*Problem to work on*: Write each line out exactly, leaving none out.
====== Extracted information ======
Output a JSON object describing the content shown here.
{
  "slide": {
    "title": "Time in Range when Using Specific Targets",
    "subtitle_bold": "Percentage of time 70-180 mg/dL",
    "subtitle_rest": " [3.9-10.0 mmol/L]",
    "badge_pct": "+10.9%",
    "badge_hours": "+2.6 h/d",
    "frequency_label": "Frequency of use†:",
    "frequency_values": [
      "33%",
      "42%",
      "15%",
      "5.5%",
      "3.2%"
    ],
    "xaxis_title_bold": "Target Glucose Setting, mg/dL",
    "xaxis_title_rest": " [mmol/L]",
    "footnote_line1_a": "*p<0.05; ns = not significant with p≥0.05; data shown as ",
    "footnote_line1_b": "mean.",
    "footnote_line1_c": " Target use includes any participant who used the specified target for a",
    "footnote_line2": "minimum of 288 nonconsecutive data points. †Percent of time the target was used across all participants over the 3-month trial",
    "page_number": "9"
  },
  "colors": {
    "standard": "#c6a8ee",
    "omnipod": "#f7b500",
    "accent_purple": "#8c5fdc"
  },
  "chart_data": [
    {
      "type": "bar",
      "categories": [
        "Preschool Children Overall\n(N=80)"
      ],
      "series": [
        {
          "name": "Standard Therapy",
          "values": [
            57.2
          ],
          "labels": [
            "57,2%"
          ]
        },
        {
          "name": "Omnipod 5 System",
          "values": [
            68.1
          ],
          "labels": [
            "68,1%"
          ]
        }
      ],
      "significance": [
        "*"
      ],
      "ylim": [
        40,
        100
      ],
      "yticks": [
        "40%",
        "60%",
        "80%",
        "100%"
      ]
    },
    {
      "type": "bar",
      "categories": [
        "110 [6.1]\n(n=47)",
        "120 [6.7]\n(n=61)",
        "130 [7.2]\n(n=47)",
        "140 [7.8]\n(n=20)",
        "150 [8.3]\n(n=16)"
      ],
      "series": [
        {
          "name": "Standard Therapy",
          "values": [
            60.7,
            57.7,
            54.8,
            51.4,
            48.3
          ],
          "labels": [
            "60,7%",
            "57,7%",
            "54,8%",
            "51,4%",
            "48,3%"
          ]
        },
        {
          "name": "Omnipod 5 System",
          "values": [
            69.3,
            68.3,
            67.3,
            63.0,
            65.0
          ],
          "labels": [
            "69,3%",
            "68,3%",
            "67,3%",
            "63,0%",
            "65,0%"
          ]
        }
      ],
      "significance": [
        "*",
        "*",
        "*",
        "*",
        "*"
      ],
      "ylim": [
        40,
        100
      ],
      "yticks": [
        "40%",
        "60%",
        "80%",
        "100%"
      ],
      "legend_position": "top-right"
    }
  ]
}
======
*Result for this task*:
Output a JSON object describing the content shown here.
{
  "slide": {
    "title": "Time in Range when Using Specific Targets",
    "subtitle_bold": "Percentage of time 70-180 mg/dL",
    "subtitle_rest": " [3.9-10.0 mmol/L]",
    "badge_pct": "+10.9%",
    "badge_hours": "+2.6 h/d",
    "frequency_label": "Frequency of use†:",
    "frequency_values": [
      "33%",
      "42%",
      "15%",
      "5.5%",
      "3.2%"
    ],
    "xaxis_title_bold": "Target Glucose Setting, mg/dL",
    "xaxis_title_rest": " [mmol/L]",
    "footnote_line1_a": "*p<0.05; ns = not significant with p≥0.05; data shown as ",
    "footnote_line1_b": "mean.",
    "footnote_line1_c": " Target use includes any participant who used the specified target for a",
    "footnote_line2": "minimum of 288 nonconsecutive data points. †Percent of time the target was used across all participants over the 3-month trial",
    "page_number": "9"
  },
  "colors": {
    "standard": "#c6a8ee",
    "omnipod": "#f7b500",
    "accent_purple": "#8c5fdc"
  },
  "chart_data": [
    {
      "type": "bar",
      "categories": [
        "Preschool Children Overall\n(N=80)"
      ],
      "series": [
        {
          "name": "Standard Therapy",
          "values": [
            57.2
          ],
          "labels": [
            "57,2%"
          ]
        },
        {
          "name": "Omnipod 5 System",
          "values": [
            68.1
          ],
          "labels": [
            "68,1%"
          ]
        }
      ],
      "significance": [
        "*"
      ],
      "ylim": [
        40,
        100
      ],
      "yticks": [
        "40%",
        "60%",
        "80%",
        "100%"
      ]
    },
    {
      "type": "bar",
      "categories": [
        "110 [6.1]\n(n=47)",
        "120 [6.7]\n(n=61)",
        "130 [7.2]\n(n=47)",
        "140 [7.8]\n(n=20)",
        "150 [8.3]\n(n=16)"
      ],
      "series": [
        {
          "name": "Standard Therapy",
          "values": [
            60.7,
            57.7,
            54.8,
            51.4,
            48.3
          ],
          "labels": [
            "60,7%",
            "57,7%",
            "54,8%",
            "51,4%",
            "48,3%"
          ]
        },
        {
          "name": "Omnipod 5 System",
          "values": [
            69.3,
            68.3,
            67.3,
            63.0,
            65.0
          ],
          "labels": [
            "69,3%",
            "68,3%",
            "67,3%",
            "63,0%",
            "65,0%"
          ]
        }
      ],
      "significance": [
        "*",
        "*",
        "*",
        "*",
        "*"
      ],
      "ylim": [
        40,
        100
      ],
      "yticks": [
        "40%",
        "60%",
        "80%",
        "100%"
      ],
      "legend_position": "top-right"
    }
  ]
}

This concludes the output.